(Exercise goal): Every record must be written out once more, with nothing added or omitted.

-=-=-=-=-

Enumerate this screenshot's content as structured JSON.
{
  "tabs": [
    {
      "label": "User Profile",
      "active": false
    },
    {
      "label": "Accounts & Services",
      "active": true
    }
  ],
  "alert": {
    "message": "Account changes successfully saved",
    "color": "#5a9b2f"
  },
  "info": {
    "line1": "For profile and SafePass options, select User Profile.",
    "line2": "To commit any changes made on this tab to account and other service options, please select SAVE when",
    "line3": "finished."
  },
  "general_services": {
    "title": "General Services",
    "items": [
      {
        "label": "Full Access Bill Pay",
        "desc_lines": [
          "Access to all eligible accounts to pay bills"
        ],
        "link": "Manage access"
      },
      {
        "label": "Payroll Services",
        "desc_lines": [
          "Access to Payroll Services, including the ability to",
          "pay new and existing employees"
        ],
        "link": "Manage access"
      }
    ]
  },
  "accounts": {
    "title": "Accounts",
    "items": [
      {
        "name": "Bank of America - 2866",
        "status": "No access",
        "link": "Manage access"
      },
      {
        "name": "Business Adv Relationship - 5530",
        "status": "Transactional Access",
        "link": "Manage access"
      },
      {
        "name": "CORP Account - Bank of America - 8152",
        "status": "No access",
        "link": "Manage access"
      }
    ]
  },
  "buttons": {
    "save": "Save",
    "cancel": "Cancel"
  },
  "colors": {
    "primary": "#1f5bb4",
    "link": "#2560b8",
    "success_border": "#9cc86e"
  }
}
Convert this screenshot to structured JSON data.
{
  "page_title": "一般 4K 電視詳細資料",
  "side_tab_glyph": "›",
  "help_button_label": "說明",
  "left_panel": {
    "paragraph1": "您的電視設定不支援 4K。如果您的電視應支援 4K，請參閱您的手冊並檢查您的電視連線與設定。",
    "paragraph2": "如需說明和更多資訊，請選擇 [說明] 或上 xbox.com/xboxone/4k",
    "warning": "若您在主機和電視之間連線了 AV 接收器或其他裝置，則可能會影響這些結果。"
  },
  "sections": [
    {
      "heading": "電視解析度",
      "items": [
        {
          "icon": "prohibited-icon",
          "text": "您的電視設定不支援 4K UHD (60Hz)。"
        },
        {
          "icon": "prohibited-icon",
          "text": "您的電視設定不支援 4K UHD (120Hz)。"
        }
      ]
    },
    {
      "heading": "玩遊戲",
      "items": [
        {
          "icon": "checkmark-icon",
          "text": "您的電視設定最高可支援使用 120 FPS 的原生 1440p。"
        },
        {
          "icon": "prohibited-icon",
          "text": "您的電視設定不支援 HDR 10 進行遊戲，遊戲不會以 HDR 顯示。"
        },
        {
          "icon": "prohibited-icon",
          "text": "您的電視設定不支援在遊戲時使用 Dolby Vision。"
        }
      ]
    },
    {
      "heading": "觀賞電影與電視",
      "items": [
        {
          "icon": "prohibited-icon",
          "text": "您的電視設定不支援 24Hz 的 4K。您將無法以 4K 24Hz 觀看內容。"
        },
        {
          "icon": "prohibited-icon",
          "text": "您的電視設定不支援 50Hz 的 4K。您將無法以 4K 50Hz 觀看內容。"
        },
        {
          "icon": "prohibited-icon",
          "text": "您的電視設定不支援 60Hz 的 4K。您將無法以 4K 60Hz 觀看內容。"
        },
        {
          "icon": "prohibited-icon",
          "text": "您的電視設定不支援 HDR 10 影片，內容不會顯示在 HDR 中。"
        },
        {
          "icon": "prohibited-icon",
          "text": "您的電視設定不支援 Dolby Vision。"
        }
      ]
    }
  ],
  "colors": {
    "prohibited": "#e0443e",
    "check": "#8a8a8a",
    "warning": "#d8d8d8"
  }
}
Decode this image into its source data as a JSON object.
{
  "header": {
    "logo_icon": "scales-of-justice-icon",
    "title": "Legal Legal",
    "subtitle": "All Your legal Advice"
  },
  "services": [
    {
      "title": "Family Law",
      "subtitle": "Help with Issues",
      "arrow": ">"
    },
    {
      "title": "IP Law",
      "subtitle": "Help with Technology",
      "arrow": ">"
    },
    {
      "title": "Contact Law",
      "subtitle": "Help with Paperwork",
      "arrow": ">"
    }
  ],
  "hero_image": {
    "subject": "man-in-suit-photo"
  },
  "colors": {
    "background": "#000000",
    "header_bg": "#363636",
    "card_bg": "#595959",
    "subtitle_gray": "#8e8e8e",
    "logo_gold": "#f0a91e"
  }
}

-=-=-=-=-

(Exercise output):
Enumerate this screenshot's content as structured JSON.
{
  "tabs": [
    {
      "label": "User Profile",
      "active": false
    },
    {
      "label": "Accounts & Services",
      "active": true
    }
  ],
  "alert": {
    "message": "Account changes successfully saved",
    "color": "#5a9b2f"
  },
  "info": {
    "line1": "For profile and SafePass options, select User Profile.",
    "line2": "To commit any changes made on this tab to account and other service options, please select SAVE when",
    "line3": "finished."
  },
  "general_services": {
    "title": "General Services",
    "items": [
      {
        "label": "Full Access Bill Pay",
        "desc_lines": [
          "Access to all eligible accounts to pay bills"
        ],
        "link": "Manage access"
      },
      {
        "label": "Payroll Services",
        "desc_lines": [
          "Access to Payroll Services, including the ability to",
          "pay new and existing employees"
        ],
        "link": "Manage access"
      }
    ]
  },
  "accounts": {
    "title": "Accounts",
    "items": [
      {
        "name": "Bank of America - 2866",
        "status": "No access",
        "link": "Manage access"
      },
      {
        "name": "Business Adv Relationship - 5530",
        "status": "Transactional Access",
        "link": "Manage access"
      },
      {
        "name": "CORP Account - Bank of America - 8152",
        "status": "No access",
        "link": "Manage access"
      }
    ]
  },
  "buttons": {
    "save": "Save",
    "cancel": "Cancel"
  },
  "colors": {
    "primary": "#1f5bb4",
    "link": "#2560b8",
    "success_border": "#9cc86e"
  }
}
Convert this screenshot to structured JSON data.
{
  "page_title": "一般 4K 電視詳細資料",
  "side_tab_glyph": "›",
  "help_button_label": "說明",
  "left_panel": {
    "paragraph1": "您的電視設定不支援 4K。如果您的電視應支援 4K，請參閱您的手冊並檢查您的電視連線與設定。",
    "paragraph2": "如需說明和更多資訊，請選擇 [說明] 或上 xbox.com/xboxone/4k",
    "warning": "若您在主機和電視之間連線了 AV 接收器或其他裝置，則可能會影響這些結果。"
  },
  "sections": [
    {
      "heading": "電視解析度",
      "items": [
        {
          "icon": "prohibited-icon",
          "text": "您的電視設定不支援 4K UHD (60Hz)。"
        },
        {
          "icon": "prohibited-icon",
          "text": "您的電視設定不支援 4K UHD (120Hz)。"
        }
      ]
    },
    {
      "heading": "玩遊戲",
      "items": [
        {
          "icon": "checkmark-icon",
          "text": "您的電視設定最高可支援使用 120 FPS 的原生 1440p。"
        },
        {
          "icon": "prohibited-icon",
          "text": "您的電視設定不支援 HDR 10 進行遊戲，遊戲不會以 HDR 顯示。"
        },
        {
          "icon": "prohibited-icon",
          "text": "您的電視設定不支援在遊戲時使用 Dolby Vision。"
        }
      ]
    },
    {
      "heading": "觀賞電影與電視",
      "items": [
        {
          "icon": "prohibited-icon",
          "text": "您的電視設定不支援 24Hz 的 4K。您將無法以 4K 24Hz 觀看內容。"
        },
        {
          "icon": "prohibited-icon",
          "text": "您的電視設定不支援 50Hz 的 4K。您將無法以 4K 50Hz 觀看內容。"
        },
        {
          "icon": "prohibited-icon",
          "text": "您的電視設定不支援 60Hz 的 4K。您將無法以 4K 60Hz 觀看內容。"
        },
        {
          "icon": "prohibited-icon",
          "text": "您的電視設定不支援 HDR 10 影片，內容不會顯示在 HDR 中。"
        },
        {
          "icon": "prohibited-icon",
          "text": "您的電視設定不支援 Dolby Vision。"
        }
      ]
    }
  ],
  "colors": {
    "prohibited": "#e0443e",
    "check": "#8a8a8a",
    "warning": "#d8d8d8"
  }
}
Decode this image into its source data as a JSON object.
{
  "header": {
    "logo_icon": "scales-of-justice-icon",
    "title": "Legal Legal",
    "subtitle": "All Your legal Advice"
  },
  "services": [
    {
      "title": "Family Law",
      "subtitle": "Help with Issues",
      "arrow": ">"
    },
    {
      "title": "IP Law",
      "subtitle": "Help with Technology",
      "arrow": ">"
    },
    {
      "title": "Contact Law",
      "subtitle": "Help with Paperwork",
      "arrow": ">"
    }
  ],
  "hero_image": {
    "subject": "man-in-suit-photo"
  },
  "colors": {
    "background": "#000000",
    "header_bg": "#363636",
    "card_bg": "#595959",
    "subtitle_gray": "#8e8e8e",
    "logo_gold": "#f0a91e"
  }
}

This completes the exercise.